● What the task requires: In the listing below, locate the lines bearing the word "JSON". Copy every one of them.

● Data shown:
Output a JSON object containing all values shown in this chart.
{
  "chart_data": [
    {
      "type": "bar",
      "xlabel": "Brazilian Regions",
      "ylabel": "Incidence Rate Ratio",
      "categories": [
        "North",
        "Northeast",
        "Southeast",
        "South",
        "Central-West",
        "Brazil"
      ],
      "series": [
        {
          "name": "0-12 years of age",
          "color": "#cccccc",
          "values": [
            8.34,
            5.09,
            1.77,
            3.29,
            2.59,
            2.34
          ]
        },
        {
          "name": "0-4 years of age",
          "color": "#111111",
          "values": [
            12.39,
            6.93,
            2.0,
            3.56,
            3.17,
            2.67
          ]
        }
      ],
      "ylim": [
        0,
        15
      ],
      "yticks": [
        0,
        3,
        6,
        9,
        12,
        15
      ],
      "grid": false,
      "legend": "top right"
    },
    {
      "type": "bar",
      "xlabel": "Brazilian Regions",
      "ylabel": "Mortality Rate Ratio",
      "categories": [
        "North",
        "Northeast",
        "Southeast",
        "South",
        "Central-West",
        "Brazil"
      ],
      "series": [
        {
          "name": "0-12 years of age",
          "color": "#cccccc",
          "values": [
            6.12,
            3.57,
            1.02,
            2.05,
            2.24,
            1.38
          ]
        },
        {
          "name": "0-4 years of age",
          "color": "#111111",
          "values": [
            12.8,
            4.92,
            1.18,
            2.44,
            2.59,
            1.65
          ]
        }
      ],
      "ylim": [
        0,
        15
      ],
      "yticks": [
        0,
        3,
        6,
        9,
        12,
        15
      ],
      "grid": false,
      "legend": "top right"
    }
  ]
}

...

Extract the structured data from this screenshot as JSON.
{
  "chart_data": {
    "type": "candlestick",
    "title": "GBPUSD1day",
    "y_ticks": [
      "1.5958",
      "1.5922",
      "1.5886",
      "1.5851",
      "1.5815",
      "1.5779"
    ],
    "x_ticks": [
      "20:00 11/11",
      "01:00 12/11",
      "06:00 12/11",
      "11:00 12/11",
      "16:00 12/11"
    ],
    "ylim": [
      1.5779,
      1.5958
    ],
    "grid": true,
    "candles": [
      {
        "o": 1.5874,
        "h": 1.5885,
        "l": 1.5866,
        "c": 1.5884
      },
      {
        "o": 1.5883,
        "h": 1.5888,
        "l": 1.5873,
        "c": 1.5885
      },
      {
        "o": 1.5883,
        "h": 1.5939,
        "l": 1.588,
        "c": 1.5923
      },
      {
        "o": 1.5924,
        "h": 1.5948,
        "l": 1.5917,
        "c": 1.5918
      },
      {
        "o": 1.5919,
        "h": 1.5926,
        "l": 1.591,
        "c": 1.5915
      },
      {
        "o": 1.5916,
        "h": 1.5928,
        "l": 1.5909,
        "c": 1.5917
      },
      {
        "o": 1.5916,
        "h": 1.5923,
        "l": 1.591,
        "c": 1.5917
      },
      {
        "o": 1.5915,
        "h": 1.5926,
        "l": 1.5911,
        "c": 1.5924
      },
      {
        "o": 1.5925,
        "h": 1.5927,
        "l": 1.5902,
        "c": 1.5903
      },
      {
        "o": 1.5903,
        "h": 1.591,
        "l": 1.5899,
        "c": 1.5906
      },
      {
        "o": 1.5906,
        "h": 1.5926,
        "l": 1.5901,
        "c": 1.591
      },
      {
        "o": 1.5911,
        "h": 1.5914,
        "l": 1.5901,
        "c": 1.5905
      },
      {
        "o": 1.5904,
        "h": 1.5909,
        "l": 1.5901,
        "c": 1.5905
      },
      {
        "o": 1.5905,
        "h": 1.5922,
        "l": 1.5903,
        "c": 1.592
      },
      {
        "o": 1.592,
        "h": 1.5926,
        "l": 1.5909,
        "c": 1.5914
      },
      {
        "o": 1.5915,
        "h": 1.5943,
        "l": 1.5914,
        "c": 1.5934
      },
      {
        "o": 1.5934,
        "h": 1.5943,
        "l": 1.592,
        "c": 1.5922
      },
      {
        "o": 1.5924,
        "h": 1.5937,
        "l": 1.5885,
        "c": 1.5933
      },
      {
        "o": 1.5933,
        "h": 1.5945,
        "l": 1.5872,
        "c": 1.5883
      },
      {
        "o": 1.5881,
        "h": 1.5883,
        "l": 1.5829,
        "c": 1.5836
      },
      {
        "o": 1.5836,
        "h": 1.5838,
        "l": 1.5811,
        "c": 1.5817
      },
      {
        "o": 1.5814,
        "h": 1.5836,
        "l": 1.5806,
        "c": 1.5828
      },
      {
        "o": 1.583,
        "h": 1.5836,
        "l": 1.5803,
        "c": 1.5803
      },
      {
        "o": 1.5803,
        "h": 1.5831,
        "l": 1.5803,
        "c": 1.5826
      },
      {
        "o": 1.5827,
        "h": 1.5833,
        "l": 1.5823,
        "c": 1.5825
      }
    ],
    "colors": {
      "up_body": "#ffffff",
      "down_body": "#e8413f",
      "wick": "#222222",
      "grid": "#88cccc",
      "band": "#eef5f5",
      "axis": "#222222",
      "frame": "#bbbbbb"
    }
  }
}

--

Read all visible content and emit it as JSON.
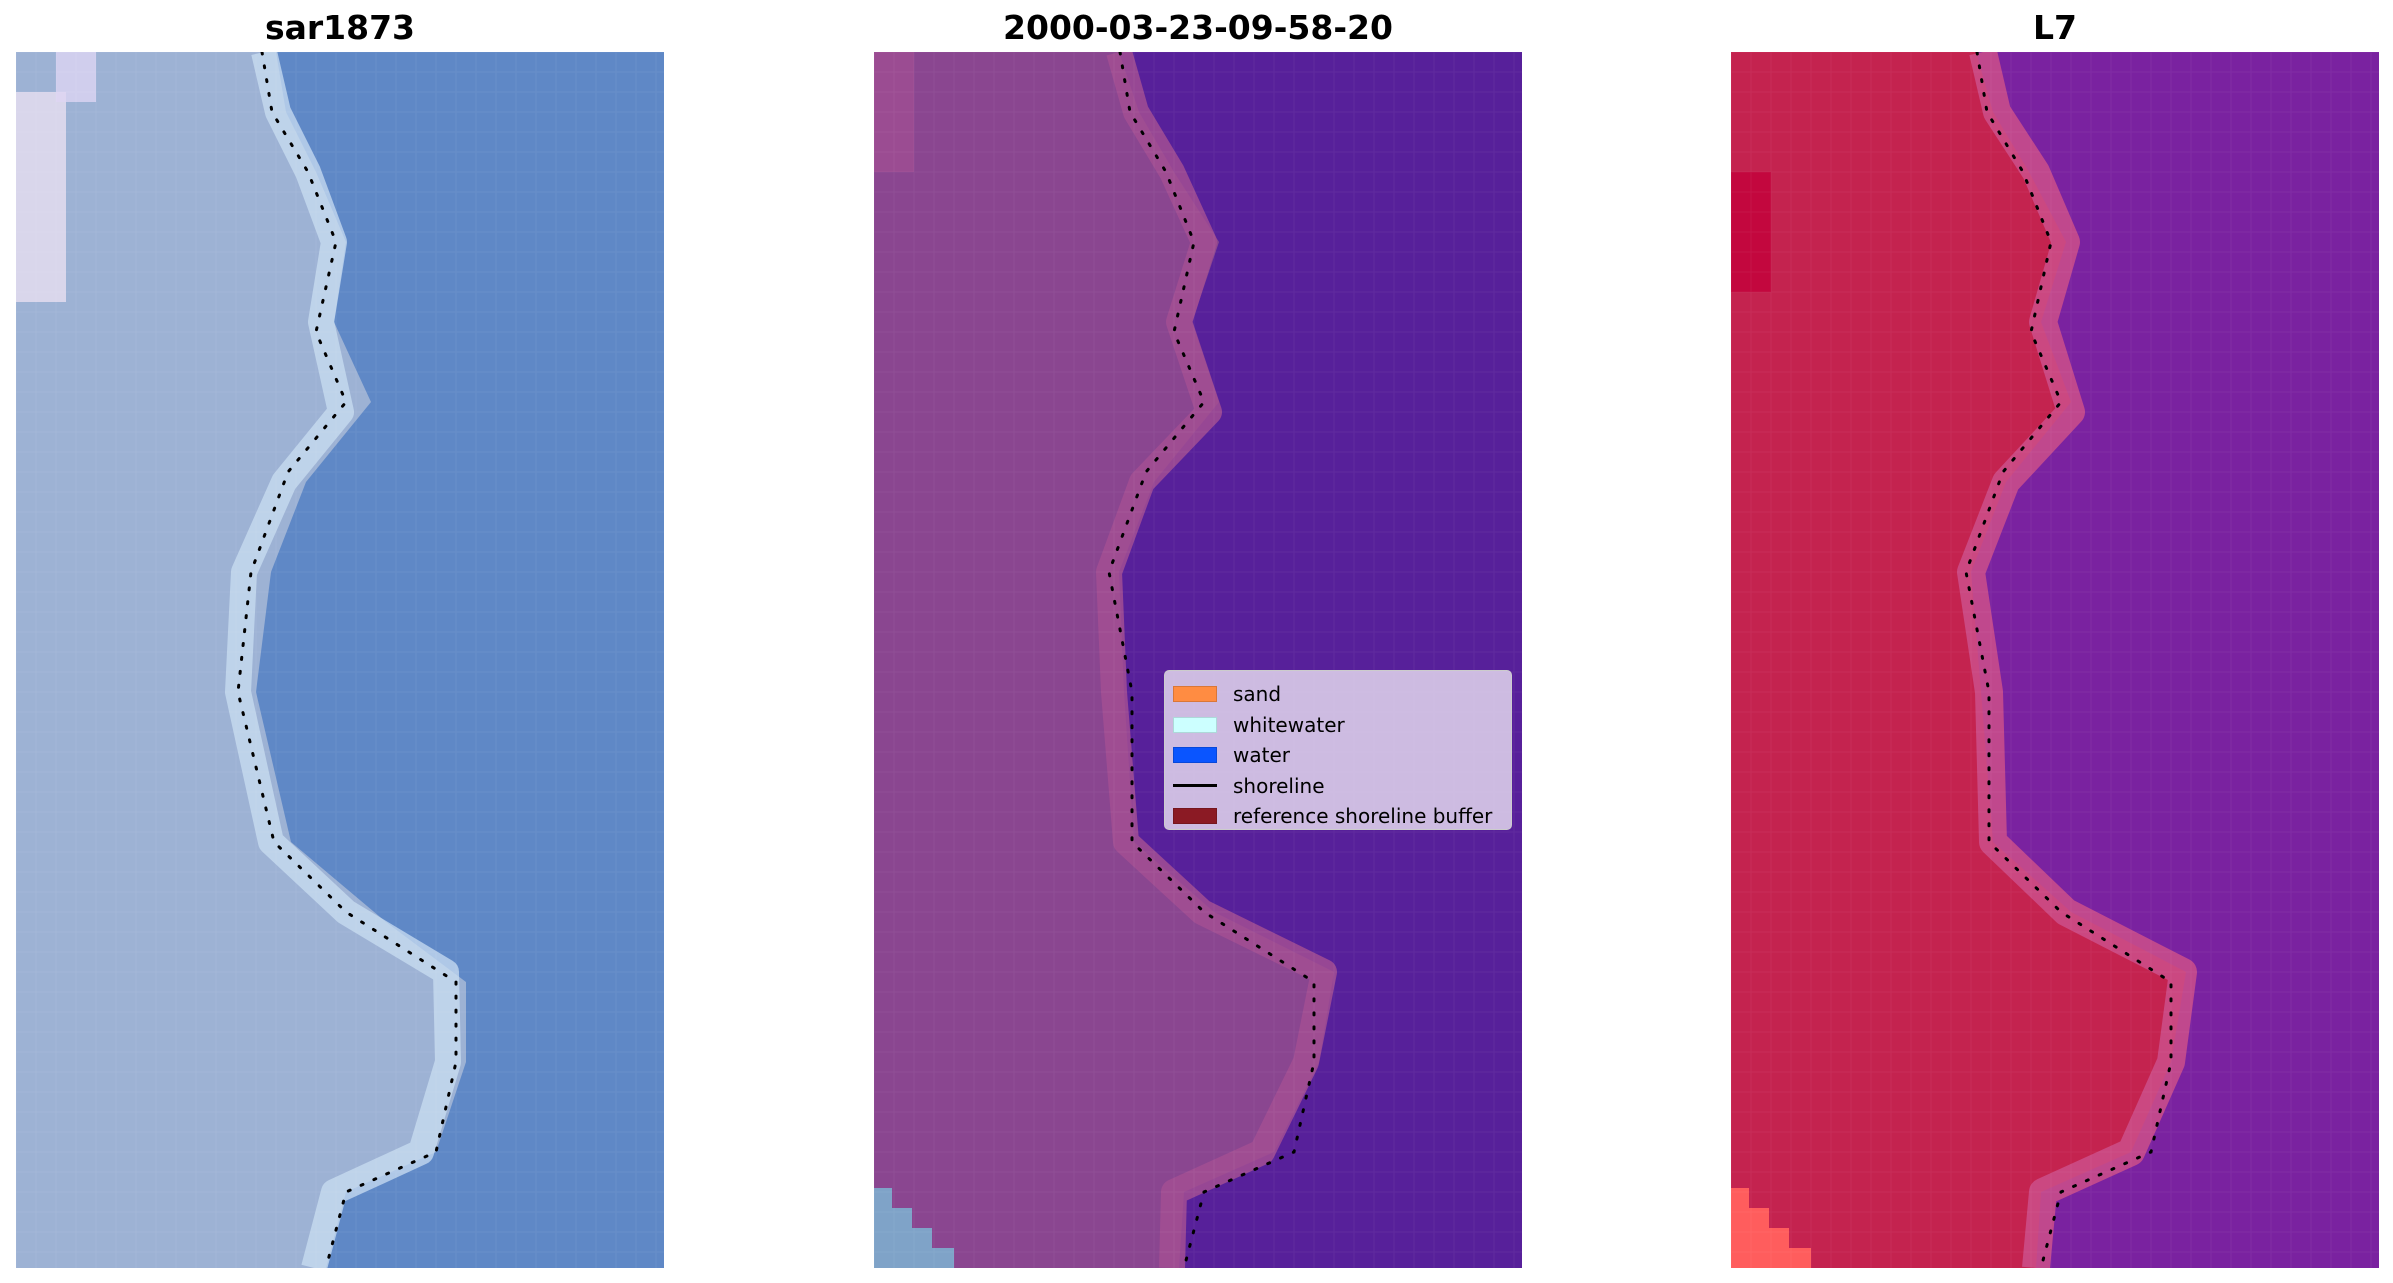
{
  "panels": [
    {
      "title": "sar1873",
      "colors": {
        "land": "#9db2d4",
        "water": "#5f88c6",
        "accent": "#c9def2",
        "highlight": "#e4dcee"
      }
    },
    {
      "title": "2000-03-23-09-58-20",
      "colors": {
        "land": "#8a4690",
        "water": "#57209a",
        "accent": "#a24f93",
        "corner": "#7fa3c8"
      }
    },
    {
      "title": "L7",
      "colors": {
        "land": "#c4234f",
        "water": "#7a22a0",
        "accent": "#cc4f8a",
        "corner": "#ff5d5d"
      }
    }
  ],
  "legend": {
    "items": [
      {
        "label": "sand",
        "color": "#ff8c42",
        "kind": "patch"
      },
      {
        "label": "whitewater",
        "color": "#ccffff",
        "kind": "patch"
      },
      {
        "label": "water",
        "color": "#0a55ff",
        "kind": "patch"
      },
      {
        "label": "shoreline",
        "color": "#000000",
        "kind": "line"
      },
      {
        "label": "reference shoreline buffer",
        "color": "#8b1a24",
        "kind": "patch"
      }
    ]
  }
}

● Output:
Output a JSON object containing all values shown in this chart.
Extract the structured data from this screenshot as JSON.
Read all visible content and emit it as JSON.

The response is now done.